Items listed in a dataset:
○ ○ ○ ○ ○

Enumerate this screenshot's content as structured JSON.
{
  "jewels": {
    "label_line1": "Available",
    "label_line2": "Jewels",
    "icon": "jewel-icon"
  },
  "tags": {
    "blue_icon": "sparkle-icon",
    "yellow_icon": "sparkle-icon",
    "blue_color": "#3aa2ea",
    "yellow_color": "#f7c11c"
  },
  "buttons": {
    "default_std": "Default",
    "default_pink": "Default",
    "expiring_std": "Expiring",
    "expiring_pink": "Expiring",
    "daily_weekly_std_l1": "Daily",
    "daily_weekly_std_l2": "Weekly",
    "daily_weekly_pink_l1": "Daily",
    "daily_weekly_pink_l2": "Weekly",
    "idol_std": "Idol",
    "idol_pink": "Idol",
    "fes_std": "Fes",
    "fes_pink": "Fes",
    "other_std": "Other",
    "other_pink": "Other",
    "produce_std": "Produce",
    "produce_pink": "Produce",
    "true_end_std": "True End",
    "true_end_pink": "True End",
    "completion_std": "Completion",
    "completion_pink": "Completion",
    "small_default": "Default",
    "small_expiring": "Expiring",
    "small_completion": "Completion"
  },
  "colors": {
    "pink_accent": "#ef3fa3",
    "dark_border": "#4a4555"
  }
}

○ ○ ○ ○ ○

» **To be done**: What is the number of lines in the records that contain the string "Expiring"? Give only that number.

» **Complete response**: 3